• Recorded data:

= = =

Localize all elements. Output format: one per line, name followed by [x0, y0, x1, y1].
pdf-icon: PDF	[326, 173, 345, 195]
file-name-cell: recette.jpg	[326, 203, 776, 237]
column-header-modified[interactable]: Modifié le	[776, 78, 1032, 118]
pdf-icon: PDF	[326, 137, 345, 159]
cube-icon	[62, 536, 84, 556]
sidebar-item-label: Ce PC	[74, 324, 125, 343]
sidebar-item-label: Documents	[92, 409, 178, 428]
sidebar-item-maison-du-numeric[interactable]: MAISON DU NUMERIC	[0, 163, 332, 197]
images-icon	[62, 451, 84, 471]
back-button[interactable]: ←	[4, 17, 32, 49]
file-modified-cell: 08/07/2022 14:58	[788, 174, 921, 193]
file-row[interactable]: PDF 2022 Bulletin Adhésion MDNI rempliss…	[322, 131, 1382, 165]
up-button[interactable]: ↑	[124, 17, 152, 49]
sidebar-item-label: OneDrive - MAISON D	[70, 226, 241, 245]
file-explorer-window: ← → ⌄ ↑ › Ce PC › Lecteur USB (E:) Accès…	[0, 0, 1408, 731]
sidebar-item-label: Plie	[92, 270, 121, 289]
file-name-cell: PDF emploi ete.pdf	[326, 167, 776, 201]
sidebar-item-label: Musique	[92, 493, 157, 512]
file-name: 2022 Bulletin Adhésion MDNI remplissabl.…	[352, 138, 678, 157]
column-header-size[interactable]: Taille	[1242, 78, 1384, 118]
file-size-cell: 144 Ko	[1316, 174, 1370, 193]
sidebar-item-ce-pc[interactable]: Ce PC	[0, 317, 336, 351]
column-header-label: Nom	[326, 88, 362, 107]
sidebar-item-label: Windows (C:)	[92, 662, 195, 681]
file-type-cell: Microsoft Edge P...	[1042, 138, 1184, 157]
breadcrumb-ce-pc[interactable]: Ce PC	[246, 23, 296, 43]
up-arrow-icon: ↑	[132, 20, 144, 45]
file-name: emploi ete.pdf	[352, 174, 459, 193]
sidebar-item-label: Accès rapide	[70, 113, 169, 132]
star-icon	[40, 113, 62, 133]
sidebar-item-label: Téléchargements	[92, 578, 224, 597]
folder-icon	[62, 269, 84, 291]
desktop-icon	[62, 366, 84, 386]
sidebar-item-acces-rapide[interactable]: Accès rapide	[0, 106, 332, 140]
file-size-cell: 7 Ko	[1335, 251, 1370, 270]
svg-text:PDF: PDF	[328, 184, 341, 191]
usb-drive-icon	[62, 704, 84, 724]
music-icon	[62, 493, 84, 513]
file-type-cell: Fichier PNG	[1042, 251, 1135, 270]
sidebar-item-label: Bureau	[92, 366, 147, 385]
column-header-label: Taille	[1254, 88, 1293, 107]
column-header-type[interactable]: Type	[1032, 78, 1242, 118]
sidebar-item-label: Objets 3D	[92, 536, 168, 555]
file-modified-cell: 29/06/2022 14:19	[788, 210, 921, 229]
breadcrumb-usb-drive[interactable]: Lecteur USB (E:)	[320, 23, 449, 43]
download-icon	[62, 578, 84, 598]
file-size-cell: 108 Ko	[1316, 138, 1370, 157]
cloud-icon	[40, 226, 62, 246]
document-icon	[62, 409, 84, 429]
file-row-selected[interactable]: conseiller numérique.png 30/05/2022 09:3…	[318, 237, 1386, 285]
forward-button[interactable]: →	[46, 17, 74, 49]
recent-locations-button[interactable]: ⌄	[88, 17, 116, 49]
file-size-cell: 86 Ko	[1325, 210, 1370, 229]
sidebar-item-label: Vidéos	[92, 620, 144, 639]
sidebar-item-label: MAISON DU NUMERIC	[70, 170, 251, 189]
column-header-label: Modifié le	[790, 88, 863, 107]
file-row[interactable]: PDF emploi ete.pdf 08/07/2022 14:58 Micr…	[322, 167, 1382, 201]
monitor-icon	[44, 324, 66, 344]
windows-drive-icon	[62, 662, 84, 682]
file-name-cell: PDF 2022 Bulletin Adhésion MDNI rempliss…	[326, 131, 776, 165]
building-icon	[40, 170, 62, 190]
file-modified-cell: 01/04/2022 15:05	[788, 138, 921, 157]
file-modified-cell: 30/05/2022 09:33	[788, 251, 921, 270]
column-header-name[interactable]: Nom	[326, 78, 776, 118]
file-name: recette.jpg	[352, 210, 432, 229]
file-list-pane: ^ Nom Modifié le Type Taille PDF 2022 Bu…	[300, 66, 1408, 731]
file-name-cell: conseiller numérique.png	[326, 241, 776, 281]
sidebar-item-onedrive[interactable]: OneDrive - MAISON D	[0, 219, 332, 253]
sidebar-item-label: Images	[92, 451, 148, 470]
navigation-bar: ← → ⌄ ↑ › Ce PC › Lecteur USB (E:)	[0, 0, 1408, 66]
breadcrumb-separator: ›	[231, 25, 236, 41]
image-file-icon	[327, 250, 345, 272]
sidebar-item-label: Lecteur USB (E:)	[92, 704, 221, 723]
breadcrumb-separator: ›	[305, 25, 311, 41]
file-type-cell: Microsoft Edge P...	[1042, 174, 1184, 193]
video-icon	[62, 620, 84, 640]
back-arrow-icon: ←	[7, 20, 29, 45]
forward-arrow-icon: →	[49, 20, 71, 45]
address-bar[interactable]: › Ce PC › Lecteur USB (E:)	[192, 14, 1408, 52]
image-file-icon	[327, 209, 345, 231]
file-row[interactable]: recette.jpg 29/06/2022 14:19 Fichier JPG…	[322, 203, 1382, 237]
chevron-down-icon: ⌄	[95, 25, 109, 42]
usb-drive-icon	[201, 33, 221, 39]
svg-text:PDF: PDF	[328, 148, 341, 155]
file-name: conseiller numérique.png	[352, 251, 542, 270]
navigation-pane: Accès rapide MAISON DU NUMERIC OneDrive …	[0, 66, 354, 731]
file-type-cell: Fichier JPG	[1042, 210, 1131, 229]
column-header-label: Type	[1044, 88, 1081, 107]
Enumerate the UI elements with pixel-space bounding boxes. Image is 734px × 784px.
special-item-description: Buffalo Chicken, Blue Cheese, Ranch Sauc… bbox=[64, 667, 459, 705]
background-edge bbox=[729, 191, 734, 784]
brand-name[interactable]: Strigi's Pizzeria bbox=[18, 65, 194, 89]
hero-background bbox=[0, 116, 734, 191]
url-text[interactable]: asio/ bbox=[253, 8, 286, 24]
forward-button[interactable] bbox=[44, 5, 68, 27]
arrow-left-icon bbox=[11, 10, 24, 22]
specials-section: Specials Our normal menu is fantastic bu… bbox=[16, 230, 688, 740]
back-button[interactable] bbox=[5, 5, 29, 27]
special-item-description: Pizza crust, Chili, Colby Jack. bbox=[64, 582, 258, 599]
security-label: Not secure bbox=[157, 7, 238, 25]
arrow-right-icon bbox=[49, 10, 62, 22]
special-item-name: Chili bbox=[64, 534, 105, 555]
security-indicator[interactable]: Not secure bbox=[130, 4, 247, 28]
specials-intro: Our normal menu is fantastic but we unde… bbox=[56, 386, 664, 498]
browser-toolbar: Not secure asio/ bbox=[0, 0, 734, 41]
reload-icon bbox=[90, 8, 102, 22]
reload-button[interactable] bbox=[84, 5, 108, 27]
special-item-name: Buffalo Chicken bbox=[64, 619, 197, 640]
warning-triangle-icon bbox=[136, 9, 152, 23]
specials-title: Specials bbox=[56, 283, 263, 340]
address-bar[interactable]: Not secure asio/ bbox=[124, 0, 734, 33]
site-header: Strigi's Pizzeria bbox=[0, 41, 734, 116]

= = =

• Stated exercise:
Count the lines in the listing above that contain the string "secure", treating uppercase and lowercase letters as distinct. Give only the number.

• Correct output:
4